SET EXERCISE 1:
Duplicate the passage on the Jimenez Arms lawsuits word for word, starting at "That suit contended" and ending at "federal firearms license.".

DOCUMENT SECTION:
Kansas City and Everytown had sued Jimenez Arms and several gun dealers previously, alleging they contributed to surging gun violence in the Kansas City region by ignoring evidence that guns were being sold illegally in the area. Jimenez Arms filed for bankruptcy about a month after the suit was filed.
That suit contended that Jimenez Arms every year made tens of thousands of cheap handguns that turned up at crime scenes in Kansas City and Chicago “at a rate disproportionate to the company’s market share.”
The plaintiffs alleged in their suit against the ATF that the company’s owner, Paul Jimenez, applied for a new license under the name JA Industries and that it took the ATF less than a month to award the license. The suit alleged that company officials had made false statements to the ATF and had unlawfully shipped guns to a firearms trafficker, which should’ve made the company and its officials ineligible for holding a federal firearms license.

WORKING DATA:
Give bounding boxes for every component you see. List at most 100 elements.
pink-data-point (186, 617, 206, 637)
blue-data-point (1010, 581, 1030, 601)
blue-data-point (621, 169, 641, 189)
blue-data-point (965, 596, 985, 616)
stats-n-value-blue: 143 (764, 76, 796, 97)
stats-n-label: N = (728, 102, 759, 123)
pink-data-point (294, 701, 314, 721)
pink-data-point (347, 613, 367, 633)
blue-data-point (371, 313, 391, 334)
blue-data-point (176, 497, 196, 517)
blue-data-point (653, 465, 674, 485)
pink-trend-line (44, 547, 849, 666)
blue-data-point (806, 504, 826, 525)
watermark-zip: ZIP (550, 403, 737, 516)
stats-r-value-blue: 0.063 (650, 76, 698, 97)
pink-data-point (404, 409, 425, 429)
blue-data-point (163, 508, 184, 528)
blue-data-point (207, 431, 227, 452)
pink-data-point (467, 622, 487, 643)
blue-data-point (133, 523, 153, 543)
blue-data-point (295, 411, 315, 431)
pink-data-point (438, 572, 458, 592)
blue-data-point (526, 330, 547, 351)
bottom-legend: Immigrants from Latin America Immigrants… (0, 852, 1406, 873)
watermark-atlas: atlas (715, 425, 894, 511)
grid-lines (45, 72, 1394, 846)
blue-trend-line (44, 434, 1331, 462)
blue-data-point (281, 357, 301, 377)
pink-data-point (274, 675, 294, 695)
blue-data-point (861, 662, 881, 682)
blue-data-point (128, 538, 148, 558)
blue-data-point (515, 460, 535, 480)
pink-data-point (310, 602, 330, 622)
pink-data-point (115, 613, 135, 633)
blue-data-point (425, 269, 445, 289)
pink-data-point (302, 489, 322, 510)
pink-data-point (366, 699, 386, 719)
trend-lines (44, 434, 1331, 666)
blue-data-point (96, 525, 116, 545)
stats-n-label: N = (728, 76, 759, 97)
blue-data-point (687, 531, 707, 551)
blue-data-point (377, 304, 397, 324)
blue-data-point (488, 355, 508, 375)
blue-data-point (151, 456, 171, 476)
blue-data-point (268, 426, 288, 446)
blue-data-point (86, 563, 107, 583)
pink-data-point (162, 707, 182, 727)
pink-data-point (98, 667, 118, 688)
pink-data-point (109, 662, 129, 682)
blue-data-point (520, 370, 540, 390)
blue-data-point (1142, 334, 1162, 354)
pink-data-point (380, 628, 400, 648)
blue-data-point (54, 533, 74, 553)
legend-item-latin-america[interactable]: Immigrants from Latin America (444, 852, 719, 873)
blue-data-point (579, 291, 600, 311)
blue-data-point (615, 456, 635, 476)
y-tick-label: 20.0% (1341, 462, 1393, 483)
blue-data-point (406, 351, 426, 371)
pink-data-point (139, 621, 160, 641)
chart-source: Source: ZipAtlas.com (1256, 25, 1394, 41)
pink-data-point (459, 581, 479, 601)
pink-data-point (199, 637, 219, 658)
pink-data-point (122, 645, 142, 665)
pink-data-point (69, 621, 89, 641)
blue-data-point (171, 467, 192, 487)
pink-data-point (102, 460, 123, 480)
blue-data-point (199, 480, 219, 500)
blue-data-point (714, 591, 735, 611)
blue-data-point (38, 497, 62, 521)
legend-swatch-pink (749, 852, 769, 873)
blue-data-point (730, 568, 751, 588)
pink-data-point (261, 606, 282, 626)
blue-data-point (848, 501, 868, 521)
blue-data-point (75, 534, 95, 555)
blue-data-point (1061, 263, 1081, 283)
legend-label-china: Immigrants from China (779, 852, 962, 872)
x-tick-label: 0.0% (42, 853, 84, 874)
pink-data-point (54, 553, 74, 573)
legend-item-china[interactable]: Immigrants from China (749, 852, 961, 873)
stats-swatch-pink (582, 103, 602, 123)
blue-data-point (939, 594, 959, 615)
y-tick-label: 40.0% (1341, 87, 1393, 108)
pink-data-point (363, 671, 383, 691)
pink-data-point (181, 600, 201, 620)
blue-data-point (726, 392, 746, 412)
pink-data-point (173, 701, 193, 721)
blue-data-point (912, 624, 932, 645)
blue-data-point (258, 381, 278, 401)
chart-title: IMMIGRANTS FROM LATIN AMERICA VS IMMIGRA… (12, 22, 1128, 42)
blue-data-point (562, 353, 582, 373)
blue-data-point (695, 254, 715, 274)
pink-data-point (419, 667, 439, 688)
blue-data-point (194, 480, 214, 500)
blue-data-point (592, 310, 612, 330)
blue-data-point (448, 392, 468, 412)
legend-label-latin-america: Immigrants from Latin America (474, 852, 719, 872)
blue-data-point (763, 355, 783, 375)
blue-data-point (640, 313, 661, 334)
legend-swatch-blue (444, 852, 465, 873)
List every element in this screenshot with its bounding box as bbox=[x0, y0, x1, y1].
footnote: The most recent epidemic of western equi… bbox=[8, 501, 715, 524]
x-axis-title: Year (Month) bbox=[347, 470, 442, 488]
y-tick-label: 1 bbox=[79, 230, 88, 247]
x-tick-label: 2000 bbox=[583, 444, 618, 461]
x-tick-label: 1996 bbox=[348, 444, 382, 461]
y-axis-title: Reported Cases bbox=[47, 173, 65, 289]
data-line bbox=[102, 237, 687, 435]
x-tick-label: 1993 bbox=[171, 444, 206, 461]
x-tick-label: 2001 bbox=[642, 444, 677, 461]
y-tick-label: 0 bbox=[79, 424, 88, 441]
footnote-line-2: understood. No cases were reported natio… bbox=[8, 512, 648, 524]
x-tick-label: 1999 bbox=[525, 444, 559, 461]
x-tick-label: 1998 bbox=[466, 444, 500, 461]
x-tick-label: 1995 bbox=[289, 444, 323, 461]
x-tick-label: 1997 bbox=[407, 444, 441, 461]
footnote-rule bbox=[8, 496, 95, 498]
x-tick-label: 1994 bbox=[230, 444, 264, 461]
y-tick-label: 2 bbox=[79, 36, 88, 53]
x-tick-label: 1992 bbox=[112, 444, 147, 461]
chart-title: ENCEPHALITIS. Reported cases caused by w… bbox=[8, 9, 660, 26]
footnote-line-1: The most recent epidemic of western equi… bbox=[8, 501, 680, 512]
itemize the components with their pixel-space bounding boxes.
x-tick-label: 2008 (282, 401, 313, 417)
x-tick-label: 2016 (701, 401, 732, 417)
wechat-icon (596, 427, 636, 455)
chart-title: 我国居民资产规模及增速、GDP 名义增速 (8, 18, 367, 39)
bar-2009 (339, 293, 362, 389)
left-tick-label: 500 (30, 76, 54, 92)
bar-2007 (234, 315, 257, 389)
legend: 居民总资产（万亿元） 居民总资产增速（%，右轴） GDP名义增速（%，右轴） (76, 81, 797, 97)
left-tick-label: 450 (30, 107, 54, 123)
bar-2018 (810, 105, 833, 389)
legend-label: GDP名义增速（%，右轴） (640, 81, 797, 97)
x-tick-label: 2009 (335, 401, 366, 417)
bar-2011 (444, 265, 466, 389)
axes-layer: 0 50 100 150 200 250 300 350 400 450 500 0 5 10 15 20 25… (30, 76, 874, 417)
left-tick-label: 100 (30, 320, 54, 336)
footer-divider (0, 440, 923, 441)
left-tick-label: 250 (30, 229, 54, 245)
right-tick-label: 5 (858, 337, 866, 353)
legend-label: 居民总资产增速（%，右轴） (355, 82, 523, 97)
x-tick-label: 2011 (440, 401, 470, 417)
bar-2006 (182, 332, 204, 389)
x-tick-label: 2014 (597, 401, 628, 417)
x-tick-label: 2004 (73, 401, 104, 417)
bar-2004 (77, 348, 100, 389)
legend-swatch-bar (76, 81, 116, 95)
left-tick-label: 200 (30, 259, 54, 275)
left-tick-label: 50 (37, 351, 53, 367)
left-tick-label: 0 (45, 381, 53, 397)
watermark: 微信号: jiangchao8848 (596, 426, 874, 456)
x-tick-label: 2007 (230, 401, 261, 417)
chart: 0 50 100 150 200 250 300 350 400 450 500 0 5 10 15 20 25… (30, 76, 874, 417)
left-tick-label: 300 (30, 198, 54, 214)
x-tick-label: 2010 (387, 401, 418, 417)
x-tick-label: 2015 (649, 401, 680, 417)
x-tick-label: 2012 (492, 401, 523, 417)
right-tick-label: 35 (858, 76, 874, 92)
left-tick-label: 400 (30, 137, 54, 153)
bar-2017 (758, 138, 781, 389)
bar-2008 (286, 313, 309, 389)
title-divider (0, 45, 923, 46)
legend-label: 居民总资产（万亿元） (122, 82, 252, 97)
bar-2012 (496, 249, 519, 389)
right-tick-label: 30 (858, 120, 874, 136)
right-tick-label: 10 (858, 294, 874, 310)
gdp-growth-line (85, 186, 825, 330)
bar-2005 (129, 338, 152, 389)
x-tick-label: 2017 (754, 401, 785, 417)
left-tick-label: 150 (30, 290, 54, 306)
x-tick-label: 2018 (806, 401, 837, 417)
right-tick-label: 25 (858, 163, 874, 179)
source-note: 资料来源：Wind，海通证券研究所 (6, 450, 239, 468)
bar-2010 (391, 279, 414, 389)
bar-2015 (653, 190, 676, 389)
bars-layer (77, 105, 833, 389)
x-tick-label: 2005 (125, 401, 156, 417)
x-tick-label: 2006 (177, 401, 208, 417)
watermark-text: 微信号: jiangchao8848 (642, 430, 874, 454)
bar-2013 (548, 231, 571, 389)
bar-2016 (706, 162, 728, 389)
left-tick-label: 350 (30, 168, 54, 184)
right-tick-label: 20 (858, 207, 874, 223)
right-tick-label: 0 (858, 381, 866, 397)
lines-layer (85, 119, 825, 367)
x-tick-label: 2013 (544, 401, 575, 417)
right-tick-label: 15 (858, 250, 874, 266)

SET EXERCISE 2:
Render the lines of the records as a numbered list, starting at the first line of the records and ending at the line containing "blue-data-point (1142, 334, 1162, 354)", leaving out any blank lines.

CORRECT ANSWER 1:
That suit contended that Jimenez Arms every year made tens of thousands of cheap handguns that turned up at crime scenes in Kansas City and Chicago “at a rate disproportionate to the company’s market share.”
The plaintiffs alleged in their suit against the ATF that the company’s owner, Paul Jimenez, applied for a new license under the name JA Industries and that it took the ATF less than a month to award the license. The suit alleged that company officials had made false statements to the ATF and had unlawfully shipped guns to a firearms trafficker, which should’ve made the company and its officials ineligible for holding a federal firearms license.

CORRECT ANSWER 2:
1. Give bounding boxes for every component you see. List at most 100 elements.
2. pink-data-point (186, 617, 206, 637)
3. blue-data-point (1010, 581, 1030, 601)
4. blue-data-point (621, 169, 641, 189)
5. blue-data-point (965, 596, 985, 616)
6. stats-n-value-blue: 143 (764, 76, 796, 97)
7. stats-n-label: N = (728, 102, 759, 123)
8. pink-data-point (294, 701, 314, 721)
9. pink-data-point (347, 613, 367, 633)
10. blue-data-point (371, 313, 391, 334)
11. blue-data-point (176, 497, 196, 517)
12. blue-data-point (653, 465, 674, 485)
13. pink-trend-line (44, 547, 849, 666)
14. blue-data-point (806, 504, 826, 525)
15. watermark-zip: ZIP (550, 403, 737, 516)
16. stats-r-value-blue: 0.063 (650, 76, 698, 97)
17. pink-data-point (404, 409, 425, 429)
18. blue-data-point (163, 508, 184, 528)
19. blue-data-point (207, 431, 227, 452)
20. pink-data-point (467, 622, 487, 643)
21. blue-data-point (133, 523, 153, 543)
22. blue-data-point (295, 411, 315, 431)
23. pink-data-point (438, 572, 458, 592)
24. blue-data-point (526, 330, 547, 351)
25. bottom-legend: Immigrants from Latin America Immigrants… (0, 852, 1406, 873)
26. watermark-atlas: atlas (715, 425, 894, 511)
27. grid-lines (45, 72, 1394, 846)
28. blue-trend-line (44, 434, 1331, 462)
29. blue-data-point (281, 357, 301, 377)
30. pink-data-point (274, 675, 294, 695)
31. blue-data-point (861, 662, 881, 682)
32. blue-data-point (128, 538, 148, 558)
33. blue-data-point (515, 460, 535, 480)
34. pink-data-point (310, 602, 330, 622)
35. pink-data-point (115, 613, 135, 633)
36. blue-data-point (425, 269, 445, 289)
37. pink-data-point (302, 489, 322, 510)
38. pink-data-point (366, 699, 386, 719)
39. trend-lines (44, 434, 1331, 666)
40. blue-data-point (96, 525, 116, 545)
41. stats-n-label: N = (728, 76, 759, 97)
42. blue-data-point (687, 531, 707, 551)
43. blue-data-point (377, 304, 397, 324)
44. blue-data-point (488, 355, 508, 375)
45. blue-data-point (151, 456, 171, 476)
46. blue-data-point (268, 426, 288, 446)
47. blue-data-point (86, 563, 107, 583)
48. pink-data-point (162, 707, 182, 727)
49. pink-data-point (98, 667, 118, 688)
50. pink-data-point (109, 662, 129, 682)
51. blue-data-point (520, 370, 540, 390)
52. blue-data-point (1142, 334, 1162, 354)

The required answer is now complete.